Provided material:
-=-=-=-=-

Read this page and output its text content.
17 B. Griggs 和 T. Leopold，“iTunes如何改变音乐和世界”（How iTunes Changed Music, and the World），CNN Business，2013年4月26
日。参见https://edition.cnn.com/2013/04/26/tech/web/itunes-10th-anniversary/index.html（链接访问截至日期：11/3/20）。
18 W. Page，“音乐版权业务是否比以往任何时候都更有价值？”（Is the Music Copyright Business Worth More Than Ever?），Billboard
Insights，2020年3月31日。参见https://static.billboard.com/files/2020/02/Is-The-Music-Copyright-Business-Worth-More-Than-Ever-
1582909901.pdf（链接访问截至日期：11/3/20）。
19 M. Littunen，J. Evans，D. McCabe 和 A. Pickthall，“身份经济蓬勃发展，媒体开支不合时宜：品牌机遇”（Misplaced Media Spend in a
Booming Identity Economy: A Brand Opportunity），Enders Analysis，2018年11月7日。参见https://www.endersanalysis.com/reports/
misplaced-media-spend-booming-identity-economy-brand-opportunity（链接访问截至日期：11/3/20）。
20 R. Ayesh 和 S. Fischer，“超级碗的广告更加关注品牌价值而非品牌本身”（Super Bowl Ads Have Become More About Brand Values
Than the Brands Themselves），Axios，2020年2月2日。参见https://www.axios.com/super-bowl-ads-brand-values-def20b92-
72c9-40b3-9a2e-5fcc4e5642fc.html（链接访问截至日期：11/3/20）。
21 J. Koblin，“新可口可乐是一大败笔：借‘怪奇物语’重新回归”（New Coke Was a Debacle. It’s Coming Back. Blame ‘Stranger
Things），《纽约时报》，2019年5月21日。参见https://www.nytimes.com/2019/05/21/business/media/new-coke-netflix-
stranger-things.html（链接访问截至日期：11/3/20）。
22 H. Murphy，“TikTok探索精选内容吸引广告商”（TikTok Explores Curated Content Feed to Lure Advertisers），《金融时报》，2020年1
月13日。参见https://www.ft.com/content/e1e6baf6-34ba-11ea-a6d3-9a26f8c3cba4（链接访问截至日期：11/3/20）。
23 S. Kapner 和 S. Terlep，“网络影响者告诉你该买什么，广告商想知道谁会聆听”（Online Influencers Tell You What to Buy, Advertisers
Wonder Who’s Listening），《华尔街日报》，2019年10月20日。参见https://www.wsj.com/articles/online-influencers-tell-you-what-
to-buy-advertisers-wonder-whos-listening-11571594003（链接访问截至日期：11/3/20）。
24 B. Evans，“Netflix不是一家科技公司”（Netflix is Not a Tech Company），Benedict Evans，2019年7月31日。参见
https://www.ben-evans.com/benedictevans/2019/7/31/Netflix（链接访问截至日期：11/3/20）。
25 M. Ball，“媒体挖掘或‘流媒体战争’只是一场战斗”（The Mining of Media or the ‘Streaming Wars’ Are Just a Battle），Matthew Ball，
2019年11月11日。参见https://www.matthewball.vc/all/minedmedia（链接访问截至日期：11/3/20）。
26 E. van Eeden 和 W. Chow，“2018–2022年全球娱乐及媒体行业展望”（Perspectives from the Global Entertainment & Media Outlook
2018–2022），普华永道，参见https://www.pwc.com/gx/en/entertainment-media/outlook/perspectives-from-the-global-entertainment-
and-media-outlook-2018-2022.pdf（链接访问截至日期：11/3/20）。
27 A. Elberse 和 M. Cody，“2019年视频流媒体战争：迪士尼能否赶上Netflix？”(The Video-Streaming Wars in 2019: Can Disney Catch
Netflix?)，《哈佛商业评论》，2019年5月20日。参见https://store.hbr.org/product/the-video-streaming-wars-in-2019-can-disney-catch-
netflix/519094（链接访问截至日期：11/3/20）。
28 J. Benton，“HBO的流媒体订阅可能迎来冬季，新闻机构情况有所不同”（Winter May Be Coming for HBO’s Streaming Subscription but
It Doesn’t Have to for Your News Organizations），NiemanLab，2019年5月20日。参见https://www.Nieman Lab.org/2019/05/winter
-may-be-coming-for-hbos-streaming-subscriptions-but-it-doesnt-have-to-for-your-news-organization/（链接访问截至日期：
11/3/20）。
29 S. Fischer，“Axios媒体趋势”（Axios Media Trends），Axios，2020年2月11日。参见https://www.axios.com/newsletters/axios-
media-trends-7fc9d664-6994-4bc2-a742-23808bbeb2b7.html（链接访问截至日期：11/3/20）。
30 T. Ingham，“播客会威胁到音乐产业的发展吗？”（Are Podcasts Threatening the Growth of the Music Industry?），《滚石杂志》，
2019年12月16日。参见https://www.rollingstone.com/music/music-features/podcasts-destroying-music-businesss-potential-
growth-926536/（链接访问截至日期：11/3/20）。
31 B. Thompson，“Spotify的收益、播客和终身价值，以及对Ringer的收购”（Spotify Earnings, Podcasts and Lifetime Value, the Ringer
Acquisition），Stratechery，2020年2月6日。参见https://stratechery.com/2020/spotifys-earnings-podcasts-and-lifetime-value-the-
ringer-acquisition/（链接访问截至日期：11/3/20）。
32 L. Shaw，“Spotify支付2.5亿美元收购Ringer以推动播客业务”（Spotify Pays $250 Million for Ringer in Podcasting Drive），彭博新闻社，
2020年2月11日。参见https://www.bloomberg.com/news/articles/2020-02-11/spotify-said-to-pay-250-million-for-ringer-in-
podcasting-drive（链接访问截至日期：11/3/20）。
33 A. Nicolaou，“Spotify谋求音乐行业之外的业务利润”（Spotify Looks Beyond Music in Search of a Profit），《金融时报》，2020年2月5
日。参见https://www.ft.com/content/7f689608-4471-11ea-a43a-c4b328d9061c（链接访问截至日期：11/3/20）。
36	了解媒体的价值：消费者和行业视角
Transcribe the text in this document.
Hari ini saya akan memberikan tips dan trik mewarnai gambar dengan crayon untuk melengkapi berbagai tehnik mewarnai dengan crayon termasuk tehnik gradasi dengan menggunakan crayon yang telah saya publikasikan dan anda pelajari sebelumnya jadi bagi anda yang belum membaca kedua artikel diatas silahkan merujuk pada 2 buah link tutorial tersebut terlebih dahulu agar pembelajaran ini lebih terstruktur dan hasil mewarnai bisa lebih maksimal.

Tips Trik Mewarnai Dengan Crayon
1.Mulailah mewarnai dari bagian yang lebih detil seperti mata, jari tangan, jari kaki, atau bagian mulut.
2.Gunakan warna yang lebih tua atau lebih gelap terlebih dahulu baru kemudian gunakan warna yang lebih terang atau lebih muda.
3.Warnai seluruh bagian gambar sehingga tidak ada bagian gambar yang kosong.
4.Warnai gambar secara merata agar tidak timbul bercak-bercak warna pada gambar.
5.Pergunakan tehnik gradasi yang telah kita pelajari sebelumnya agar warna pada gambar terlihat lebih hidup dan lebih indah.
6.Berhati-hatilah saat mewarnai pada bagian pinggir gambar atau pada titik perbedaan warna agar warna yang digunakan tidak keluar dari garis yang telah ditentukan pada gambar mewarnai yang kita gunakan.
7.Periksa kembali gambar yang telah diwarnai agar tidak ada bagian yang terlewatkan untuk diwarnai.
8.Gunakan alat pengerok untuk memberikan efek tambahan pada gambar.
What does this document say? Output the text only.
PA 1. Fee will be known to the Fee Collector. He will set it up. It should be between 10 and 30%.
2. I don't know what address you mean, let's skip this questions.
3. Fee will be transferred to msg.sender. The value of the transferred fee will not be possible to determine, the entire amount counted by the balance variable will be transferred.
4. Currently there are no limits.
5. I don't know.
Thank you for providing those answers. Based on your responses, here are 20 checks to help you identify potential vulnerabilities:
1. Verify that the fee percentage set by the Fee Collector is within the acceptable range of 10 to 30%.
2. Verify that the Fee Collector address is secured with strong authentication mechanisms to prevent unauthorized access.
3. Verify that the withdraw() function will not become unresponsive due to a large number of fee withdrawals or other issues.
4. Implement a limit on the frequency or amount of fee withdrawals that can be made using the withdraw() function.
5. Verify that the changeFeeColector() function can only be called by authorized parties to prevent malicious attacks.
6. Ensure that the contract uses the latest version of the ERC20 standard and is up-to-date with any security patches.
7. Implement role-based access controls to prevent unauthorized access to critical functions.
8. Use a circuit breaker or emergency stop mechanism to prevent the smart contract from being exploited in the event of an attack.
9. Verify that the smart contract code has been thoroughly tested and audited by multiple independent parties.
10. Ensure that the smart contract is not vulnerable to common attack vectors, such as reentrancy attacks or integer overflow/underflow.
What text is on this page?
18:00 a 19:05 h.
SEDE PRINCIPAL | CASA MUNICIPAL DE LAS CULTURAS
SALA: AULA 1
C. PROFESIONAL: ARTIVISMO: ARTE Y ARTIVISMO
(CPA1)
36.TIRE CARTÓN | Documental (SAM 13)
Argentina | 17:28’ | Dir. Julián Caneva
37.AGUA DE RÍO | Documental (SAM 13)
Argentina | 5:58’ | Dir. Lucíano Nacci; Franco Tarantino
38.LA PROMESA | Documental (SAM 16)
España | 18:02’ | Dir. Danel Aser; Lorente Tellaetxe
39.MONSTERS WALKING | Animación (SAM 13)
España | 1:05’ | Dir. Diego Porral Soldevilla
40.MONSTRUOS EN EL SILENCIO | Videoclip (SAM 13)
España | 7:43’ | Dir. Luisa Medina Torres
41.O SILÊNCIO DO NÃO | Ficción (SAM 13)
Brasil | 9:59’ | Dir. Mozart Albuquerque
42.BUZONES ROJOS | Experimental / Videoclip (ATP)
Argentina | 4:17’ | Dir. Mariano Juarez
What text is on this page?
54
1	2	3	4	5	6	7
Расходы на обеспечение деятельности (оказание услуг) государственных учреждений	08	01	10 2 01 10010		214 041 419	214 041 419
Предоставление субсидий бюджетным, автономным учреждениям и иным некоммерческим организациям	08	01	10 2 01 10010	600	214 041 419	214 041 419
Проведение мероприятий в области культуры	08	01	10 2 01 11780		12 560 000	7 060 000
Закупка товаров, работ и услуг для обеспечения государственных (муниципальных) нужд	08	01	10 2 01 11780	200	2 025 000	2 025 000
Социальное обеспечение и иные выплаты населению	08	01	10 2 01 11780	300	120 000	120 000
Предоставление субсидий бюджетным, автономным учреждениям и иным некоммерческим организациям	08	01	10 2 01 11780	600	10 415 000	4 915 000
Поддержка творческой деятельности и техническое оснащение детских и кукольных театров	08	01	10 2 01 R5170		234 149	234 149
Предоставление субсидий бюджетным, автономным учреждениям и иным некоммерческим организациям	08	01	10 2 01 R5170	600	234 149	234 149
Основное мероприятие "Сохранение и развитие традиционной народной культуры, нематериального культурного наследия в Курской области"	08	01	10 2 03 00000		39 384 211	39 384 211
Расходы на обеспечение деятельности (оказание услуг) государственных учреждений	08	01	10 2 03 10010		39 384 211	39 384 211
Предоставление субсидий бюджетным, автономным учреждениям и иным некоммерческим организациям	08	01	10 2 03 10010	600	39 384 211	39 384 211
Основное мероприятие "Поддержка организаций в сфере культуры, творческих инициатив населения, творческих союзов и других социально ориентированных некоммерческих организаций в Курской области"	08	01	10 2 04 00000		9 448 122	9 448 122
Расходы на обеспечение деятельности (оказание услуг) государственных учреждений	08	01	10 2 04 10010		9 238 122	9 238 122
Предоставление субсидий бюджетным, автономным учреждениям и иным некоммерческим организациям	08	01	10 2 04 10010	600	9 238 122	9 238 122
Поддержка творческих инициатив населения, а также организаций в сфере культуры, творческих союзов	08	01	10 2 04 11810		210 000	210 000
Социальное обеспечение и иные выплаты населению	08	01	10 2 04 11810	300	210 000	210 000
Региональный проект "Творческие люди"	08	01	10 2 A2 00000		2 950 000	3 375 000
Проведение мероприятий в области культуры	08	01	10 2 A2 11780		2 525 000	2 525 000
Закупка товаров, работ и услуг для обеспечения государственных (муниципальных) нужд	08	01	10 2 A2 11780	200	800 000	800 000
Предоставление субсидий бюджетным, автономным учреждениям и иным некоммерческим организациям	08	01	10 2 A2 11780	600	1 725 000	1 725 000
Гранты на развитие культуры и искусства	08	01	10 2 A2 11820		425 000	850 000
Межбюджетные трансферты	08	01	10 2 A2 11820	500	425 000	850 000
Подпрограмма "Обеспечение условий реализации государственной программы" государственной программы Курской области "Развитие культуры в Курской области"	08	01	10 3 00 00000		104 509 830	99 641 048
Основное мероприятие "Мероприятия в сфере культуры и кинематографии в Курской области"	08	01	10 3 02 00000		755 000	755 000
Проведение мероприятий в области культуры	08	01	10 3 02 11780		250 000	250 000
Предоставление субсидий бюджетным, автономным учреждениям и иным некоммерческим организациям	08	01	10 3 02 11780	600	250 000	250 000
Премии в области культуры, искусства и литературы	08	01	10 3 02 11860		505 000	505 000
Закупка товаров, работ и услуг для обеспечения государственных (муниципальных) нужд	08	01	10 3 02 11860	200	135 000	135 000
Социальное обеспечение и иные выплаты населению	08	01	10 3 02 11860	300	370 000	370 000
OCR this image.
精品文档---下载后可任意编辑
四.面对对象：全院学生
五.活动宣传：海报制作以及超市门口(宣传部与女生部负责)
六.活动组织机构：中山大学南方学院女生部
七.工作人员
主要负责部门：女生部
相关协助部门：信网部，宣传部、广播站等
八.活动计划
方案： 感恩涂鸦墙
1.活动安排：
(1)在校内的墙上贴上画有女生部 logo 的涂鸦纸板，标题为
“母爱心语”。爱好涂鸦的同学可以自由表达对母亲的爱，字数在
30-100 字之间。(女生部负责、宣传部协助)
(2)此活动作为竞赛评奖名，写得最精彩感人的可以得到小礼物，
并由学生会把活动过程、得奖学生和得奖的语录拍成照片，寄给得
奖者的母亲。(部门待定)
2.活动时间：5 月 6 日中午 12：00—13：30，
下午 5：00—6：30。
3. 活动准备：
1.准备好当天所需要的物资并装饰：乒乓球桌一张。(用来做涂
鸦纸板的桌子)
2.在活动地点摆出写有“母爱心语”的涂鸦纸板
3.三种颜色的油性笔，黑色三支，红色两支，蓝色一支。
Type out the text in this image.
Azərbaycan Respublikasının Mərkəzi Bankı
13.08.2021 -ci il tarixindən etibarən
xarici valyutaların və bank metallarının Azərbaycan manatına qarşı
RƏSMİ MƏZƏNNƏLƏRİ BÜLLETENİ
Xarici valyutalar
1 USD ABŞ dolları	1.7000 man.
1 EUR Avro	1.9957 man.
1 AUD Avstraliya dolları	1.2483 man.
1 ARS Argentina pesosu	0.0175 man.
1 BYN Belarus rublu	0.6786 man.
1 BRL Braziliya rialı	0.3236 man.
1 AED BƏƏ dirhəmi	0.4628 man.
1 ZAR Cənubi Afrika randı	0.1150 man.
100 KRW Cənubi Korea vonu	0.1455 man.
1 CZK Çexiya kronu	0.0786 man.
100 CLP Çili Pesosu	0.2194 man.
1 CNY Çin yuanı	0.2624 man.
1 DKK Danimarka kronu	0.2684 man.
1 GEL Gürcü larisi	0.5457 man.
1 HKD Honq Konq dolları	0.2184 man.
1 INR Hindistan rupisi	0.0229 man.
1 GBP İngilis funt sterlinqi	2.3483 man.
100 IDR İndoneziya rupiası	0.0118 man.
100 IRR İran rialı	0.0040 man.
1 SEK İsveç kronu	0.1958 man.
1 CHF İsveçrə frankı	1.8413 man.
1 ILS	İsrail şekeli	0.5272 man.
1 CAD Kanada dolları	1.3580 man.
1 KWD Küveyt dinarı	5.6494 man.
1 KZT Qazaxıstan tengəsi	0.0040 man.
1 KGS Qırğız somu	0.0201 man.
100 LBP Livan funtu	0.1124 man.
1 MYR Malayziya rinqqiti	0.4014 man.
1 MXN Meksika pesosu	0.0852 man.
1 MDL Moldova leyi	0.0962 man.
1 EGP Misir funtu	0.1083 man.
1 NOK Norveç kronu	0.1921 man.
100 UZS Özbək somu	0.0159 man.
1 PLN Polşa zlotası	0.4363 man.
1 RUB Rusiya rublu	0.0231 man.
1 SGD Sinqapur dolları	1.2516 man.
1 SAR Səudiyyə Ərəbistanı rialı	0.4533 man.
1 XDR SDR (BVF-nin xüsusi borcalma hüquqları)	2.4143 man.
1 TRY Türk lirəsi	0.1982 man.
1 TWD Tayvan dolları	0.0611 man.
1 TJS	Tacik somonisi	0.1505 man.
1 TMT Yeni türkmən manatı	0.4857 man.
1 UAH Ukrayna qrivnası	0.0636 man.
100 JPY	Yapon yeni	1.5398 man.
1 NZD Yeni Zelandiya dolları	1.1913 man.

-=-=-=-=-

Challenge:
Only the number is needed: state how many lines in the listing contain "More".

Answer to this problem:
3